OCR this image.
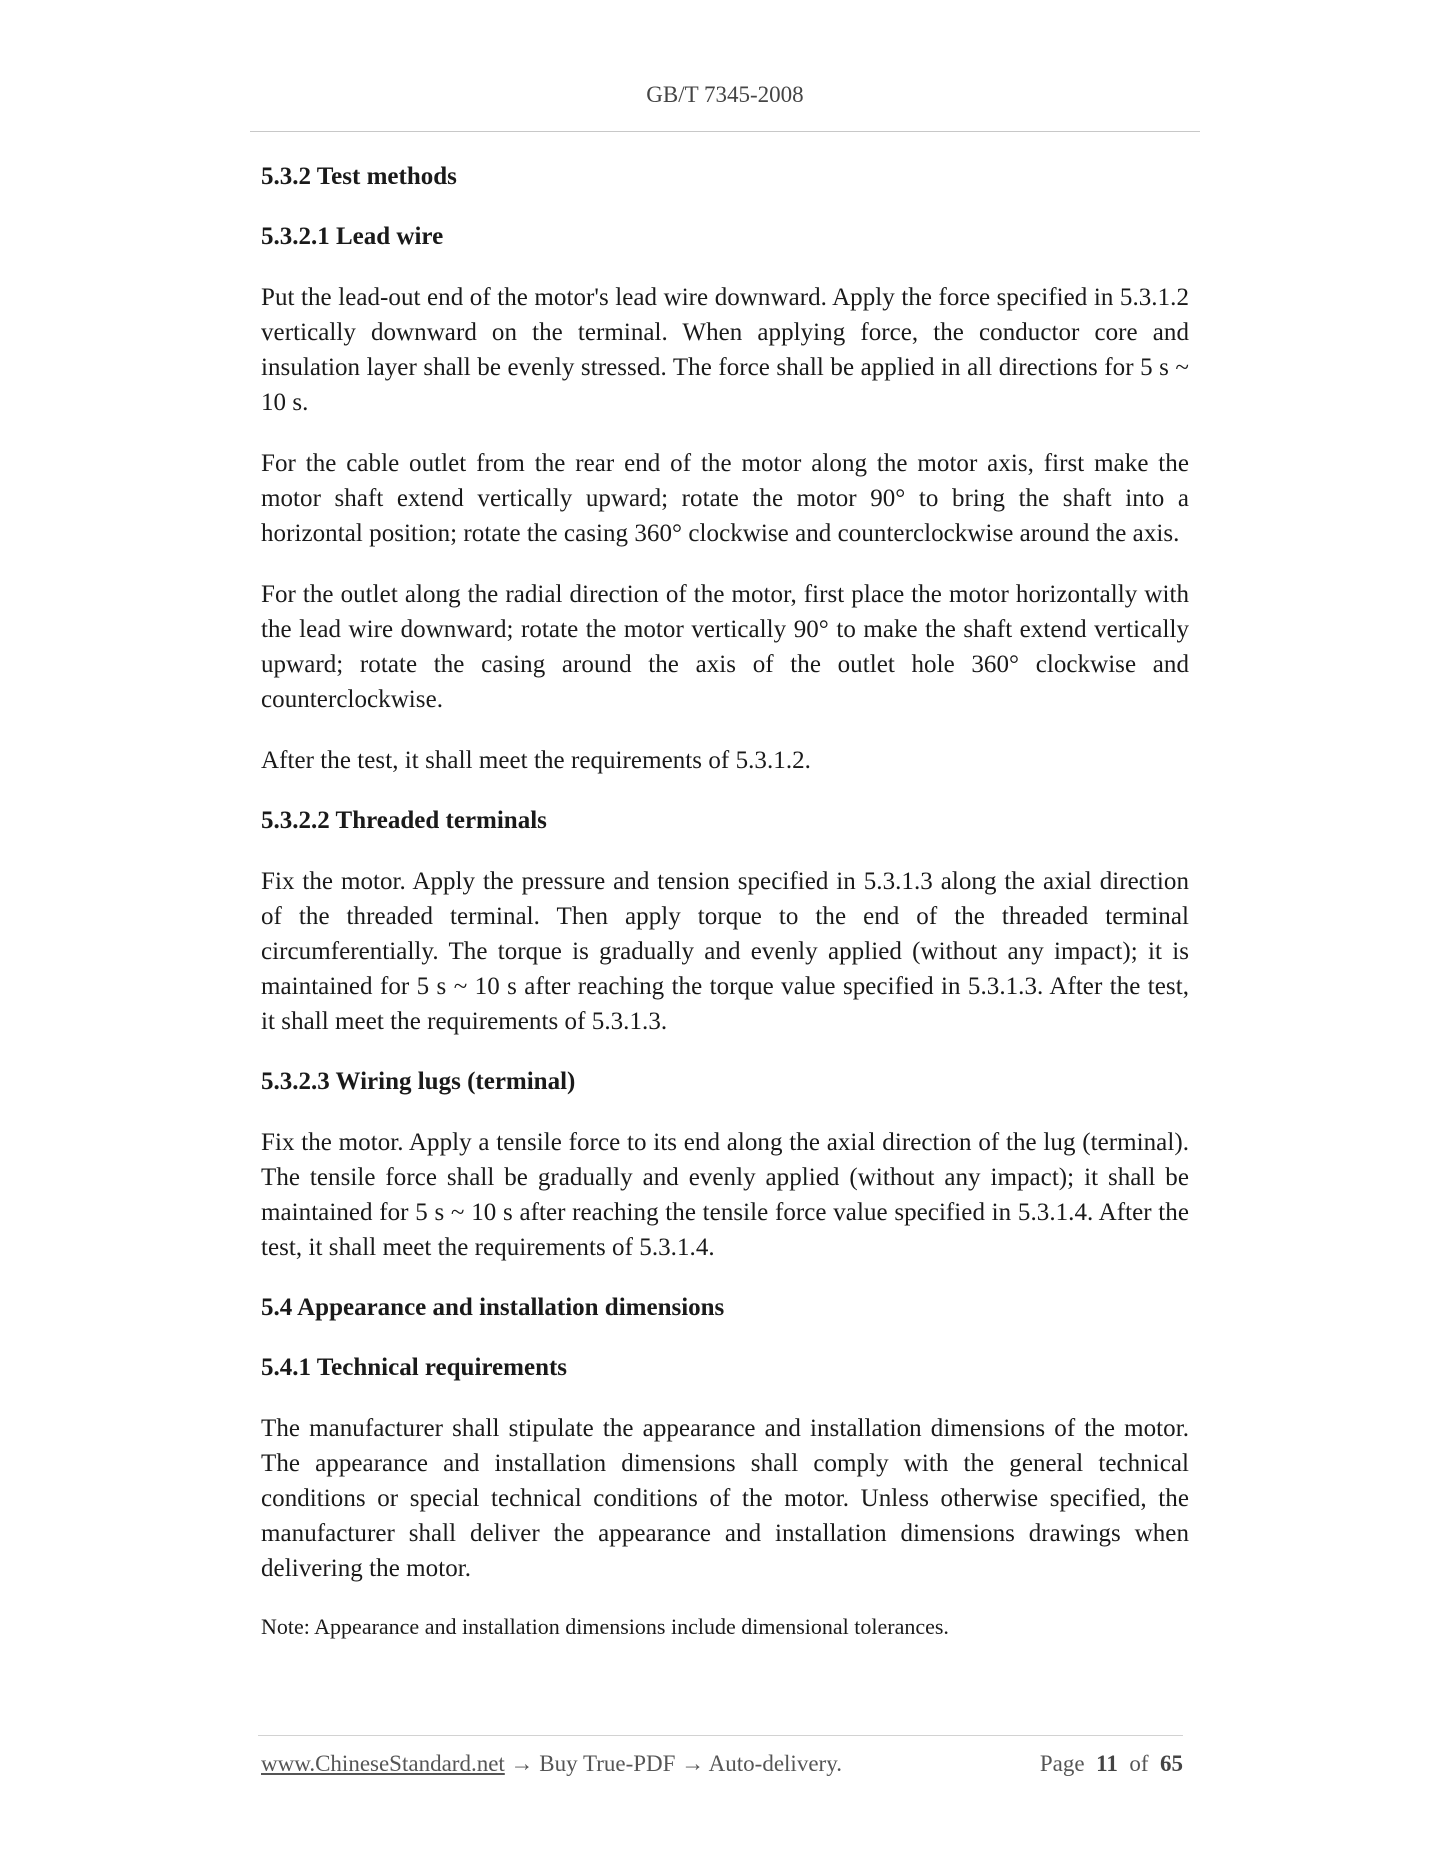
GB/T 7345-2008
5.3.2 Test methods
5.3.2.1 Lead wire
Put the lead-out end of the motor's lead wire downward. Apply the force specified in 5.3.1.2 vertically downward on the terminal. When applying force, the conductor core and insulation layer shall be evenly stressed. The force shall be applied in all directions for 5 s ~ 10 s.
For the cable outlet from the rear end of the motor along the motor axis, first make the motor shaft extend vertically upward; rotate the motor 90° to bring the shaft into a horizontal position; rotate the casing 360° clockwise and counterclockwise around the axis.
For the outlet along the radial direction of the motor, first place the motor horizontally with the lead wire downward; rotate the motor vertically 90° to make the shaft extend vertically upward; rotate the casing around the axis of the outlet hole 360° clockwise and counterclockwise.
After the test, it shall meet the requirements of 5.3.1.2.
5.3.2.2 Threaded terminals
Fix the motor. Apply the pressure and tension specified in 5.3.1.3 along the axial direction of the threaded terminal. Then apply torque to the end of the threaded terminal circumferentially. The torque is gradually and evenly applied (without any impact); it is maintained for 5 s ~ 10 s after reaching the torque value specified in 5.3.1.3. After the test, it shall meet the requirements of 5.3.1.3.
5.3.2.3 Wiring lugs (terminal)
Fix the motor. Apply a tensile force to its end along the axial direction of the lug (terminal). The tensile force shall be gradually and evenly applied (without any impact); it shall be maintained for 5 s ~ 10 s after reaching the tensile force value specified in 5.3.1.4. After the test, it shall meet the requirements of 5.3.1.4.
5.4 Appearance and installation dimensions
5.4.1 Technical requirements
The manufacturer shall stipulate the appearance and installation dimensions of the motor. The appearance and installation dimensions shall comply with the general technical conditions or special technical conditions of the motor. Unless otherwise specified, the manufacturer shall deliver the appearance and installation dimensions drawings when delivering the motor.
Note: Appearance and installation dimensions include dimensional tolerances.
www.ChineseStandard.net → Buy True-PDF → Auto-delivery.	Page 11 of 65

Problem description:
Repeat the listing in full and exactly. Do not include any images.

Output of the task:
OCR this image.
GB/T 7345-2008
5.3.2 Test methods
5.3.2.1 Lead wire
Put the lead-out end of the motor's lead wire downward. Apply the force specified in 5.3.1.2 vertically downward on the terminal. When applying force, the conductor core and insulation layer shall be evenly stressed. The force shall be applied in all directions for 5 s ~ 10 s.
For the cable outlet from the rear end of the motor along the motor axis, first make the motor shaft extend vertically upward; rotate the motor 90° to bring the shaft into a horizontal position; rotate the casing 360° clockwise and counterclockwise around the axis.
For the outlet along the radial direction of the motor, first place the motor horizontally with the lead wire downward; rotate the motor vertically 90° to make the shaft extend vertically upward; rotate the casing around the axis of the outlet hole 360° clockwise and counterclockwise.
After the test, it shall meet the requirements of 5.3.1.2.
5.3.2.2 Threaded terminals
Fix the motor. Apply the pressure and tension specified in 5.3.1.3 along the axial direction of the threaded terminal. Then apply torque to the end of the threaded terminal circumferentially. The torque is gradually and evenly applied (without any impact); it is maintained for 5 s ~ 10 s after reaching the torque value specified in 5.3.1.3. After the test, it shall meet the requirements of 5.3.1.3.
5.3.2.3 Wiring lugs (terminal)
Fix the motor. Apply a tensile force to its end along the axial direction of the lug (terminal). The tensile force shall be gradually and evenly applied (without any impact); it shall be maintained for 5 s ~ 10 s after reaching the tensile force value specified in 5.3.1.4. After the test, it shall meet the requirements of 5.3.1.4.
5.4 Appearance and installation dimensions
5.4.1 Technical requirements
The manufacturer shall stipulate the appearance and installation dimensions of the motor. The appearance and installation dimensions shall comply with the general technical conditions or special technical conditions of the motor. Unless otherwise specified, the manufacturer shall deliver the appearance and installation dimensions drawings when delivering the motor.
Note: Appearance and installation dimensions include dimensional tolerances.
www.ChineseStandard.net → Buy True-PDF → Auto-delivery.	Page 11 of 65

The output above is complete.